* Start *

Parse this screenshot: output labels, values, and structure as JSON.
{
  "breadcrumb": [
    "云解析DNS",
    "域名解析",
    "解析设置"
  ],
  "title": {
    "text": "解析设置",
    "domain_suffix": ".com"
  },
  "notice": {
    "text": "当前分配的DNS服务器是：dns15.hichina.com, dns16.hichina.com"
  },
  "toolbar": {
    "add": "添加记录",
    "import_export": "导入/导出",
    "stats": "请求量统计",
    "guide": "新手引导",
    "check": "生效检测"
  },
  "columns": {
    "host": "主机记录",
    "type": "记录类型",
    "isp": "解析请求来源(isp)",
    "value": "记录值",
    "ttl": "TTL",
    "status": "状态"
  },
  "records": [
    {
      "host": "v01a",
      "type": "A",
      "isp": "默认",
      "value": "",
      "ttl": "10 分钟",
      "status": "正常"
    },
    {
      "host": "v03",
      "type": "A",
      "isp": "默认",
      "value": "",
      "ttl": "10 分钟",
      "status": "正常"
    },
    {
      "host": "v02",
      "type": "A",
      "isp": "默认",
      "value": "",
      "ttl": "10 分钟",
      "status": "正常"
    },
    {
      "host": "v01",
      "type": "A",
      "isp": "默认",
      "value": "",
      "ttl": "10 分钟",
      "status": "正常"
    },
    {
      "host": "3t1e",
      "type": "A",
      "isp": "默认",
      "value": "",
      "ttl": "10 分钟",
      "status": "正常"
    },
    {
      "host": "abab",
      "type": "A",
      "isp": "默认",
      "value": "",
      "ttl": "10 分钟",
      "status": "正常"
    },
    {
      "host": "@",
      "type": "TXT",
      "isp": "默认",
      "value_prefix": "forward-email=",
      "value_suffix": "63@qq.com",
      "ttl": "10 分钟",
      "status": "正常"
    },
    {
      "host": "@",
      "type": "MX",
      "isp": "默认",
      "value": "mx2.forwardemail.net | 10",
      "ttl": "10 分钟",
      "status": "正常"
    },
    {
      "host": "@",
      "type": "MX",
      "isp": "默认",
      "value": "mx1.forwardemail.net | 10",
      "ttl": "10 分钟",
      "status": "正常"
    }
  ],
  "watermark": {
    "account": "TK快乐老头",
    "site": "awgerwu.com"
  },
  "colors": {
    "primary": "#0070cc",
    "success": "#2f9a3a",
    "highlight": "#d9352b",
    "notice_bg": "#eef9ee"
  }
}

* End *

» **Goal**
Determine how many lines of the listing above include the word "host", and report that number only.

» **Solution**
10